Written exercise:
Edit the items below by replacing "Percentage Stacked Column Chart" with "100% Stacked Column Chart", and reproduce every line with nothing else changed.

Records:
******************************
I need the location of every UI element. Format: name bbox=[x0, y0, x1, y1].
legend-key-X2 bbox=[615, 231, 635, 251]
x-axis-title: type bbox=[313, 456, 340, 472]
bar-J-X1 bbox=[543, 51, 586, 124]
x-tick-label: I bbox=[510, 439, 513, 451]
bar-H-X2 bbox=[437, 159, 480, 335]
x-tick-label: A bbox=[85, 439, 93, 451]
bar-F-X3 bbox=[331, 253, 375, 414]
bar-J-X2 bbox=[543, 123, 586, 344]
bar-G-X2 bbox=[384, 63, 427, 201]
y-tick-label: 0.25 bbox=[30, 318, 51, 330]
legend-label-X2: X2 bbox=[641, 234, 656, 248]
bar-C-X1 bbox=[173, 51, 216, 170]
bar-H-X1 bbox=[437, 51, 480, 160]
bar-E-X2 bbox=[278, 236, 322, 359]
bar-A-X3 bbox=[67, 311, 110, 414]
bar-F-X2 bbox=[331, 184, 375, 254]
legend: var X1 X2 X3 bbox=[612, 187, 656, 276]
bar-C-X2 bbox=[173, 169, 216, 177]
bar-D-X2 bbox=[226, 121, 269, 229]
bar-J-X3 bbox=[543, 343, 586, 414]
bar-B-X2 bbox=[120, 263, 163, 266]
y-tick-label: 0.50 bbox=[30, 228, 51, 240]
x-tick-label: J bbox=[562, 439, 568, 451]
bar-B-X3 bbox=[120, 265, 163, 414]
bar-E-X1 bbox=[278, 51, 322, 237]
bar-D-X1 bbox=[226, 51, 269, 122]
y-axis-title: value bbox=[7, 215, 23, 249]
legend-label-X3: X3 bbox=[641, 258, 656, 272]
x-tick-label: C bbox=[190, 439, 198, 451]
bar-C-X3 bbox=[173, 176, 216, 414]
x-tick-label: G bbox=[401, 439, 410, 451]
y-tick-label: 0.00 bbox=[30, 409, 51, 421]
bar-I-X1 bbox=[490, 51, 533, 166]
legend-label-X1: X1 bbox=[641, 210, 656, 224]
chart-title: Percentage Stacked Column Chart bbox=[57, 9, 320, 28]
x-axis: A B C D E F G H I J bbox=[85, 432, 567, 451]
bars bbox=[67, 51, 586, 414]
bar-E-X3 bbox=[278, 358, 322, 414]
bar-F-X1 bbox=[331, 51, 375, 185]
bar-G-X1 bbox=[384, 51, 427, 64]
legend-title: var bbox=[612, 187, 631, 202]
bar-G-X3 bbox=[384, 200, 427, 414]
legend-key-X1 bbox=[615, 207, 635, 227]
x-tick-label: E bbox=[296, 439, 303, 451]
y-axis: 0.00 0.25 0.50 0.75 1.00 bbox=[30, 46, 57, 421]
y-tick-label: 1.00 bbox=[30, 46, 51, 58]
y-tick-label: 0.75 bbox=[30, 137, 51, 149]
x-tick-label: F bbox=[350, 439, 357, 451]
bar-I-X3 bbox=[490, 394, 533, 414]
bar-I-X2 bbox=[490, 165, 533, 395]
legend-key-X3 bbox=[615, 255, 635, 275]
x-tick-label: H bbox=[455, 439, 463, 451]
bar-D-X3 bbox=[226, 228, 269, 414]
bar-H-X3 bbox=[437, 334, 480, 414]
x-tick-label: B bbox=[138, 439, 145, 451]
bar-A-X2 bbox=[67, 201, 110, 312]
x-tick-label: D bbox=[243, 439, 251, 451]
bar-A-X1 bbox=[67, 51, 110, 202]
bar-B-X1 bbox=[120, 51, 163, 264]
******************************
Problem solution:
I need the location of every UI element. Format: name bbox=[x0, y0, x1, y1].
legend-key-X2 bbox=[615, 231, 635, 251]
x-axis-title: type bbox=[313, 456, 340, 472]
bar-J-X1 bbox=[543, 51, 586, 124]
x-tick-label: I bbox=[510, 439, 513, 451]
bar-H-X2 bbox=[437, 159, 480, 335]
x-tick-label: A bbox=[85, 439, 93, 451]
bar-F-X3 bbox=[331, 253, 375, 414]
bar-J-X2 bbox=[543, 123, 586, 344]
bar-G-X2 bbox=[384, 63, 427, 201]
y-tick-label: 0.25 bbox=[30, 318, 51, 330]
legend-label-X2: X2 bbox=[641, 234, 656, 248]
bar-C-X1 bbox=[173, 51, 216, 170]
bar-H-X1 bbox=[437, 51, 480, 160]
bar-E-X2 bbox=[278, 236, 322, 359]
bar-A-X3 bbox=[67, 311, 110, 414]
bar-F-X2 bbox=[331, 184, 375, 254]
legend: var X1 X2 X3 bbox=[612, 187, 656, 276]
bar-C-X2 bbox=[173, 169, 216, 177]
bar-D-X2 bbox=[226, 121, 269, 229]
bar-J-X3 bbox=[543, 343, 586, 414]
bar-B-X2 bbox=[120, 263, 163, 266]
y-tick-label: 0.50 bbox=[30, 228, 51, 240]
x-tick-label: J bbox=[562, 439, 568, 451]
bar-B-X3 bbox=[120, 265, 163, 414]
bar-E-X1 bbox=[278, 51, 322, 237]
bar-D-X1 bbox=[226, 51, 269, 122]
y-axis-title: value bbox=[7, 215, 23, 249]
legend-label-X3: X3 bbox=[641, 258, 656, 272]
x-tick-label: C bbox=[190, 439, 198, 451]
bar-C-X3 bbox=[173, 176, 216, 414]
x-tick-label: G bbox=[401, 439, 410, 451]
y-tick-label: 0.00 bbox=[30, 409, 51, 421]
bar-I-X1 bbox=[490, 51, 533, 166]
legend-label-X1: X1 bbox=[641, 210, 656, 224]
chart-title: 100% Stacked Column Chart bbox=[57, 9, 320, 28]
x-axis: A B C D E F G H I J bbox=[85, 432, 567, 451]
bars bbox=[67, 51, 586, 414]
bar-E-X3 bbox=[278, 358, 322, 414]
bar-F-X1 bbox=[331, 51, 375, 185]
bar-G-X1 bbox=[384, 51, 427, 64]
legend-title: var bbox=[612, 187, 631, 202]
bar-G-X3 bbox=[384, 200, 427, 414]
legend-key-X1 bbox=[615, 207, 635, 227]
x-tick-label: E bbox=[296, 439, 303, 451]
y-axis: 0.00 0.25 0.50 0.75 1.00 bbox=[30, 46, 57, 421]
y-tick-label: 1.00 bbox=[30, 46, 51, 58]
y-tick-label: 0.75 bbox=[30, 137, 51, 149]
x-tick-label: F bbox=[350, 439, 357, 451]
bar-I-X3 bbox=[490, 394, 533, 414]
bar-I-X2 bbox=[490, 165, 533, 395]
legend-key-X3 bbox=[615, 255, 635, 275]
x-tick-label: H bbox=[455, 439, 463, 451]
bar-D-X3 bbox=[226, 228, 269, 414]
bar-H-X3 bbox=[437, 334, 480, 414]
x-tick-label: B bbox=[138, 439, 145, 451]
bar-A-X2 bbox=[67, 201, 110, 312]
x-tick-label: D bbox=[243, 439, 251, 451]
bar-A-X1 bbox=[67, 51, 110, 202]
bar-B-X1 bbox=[120, 51, 163, 264]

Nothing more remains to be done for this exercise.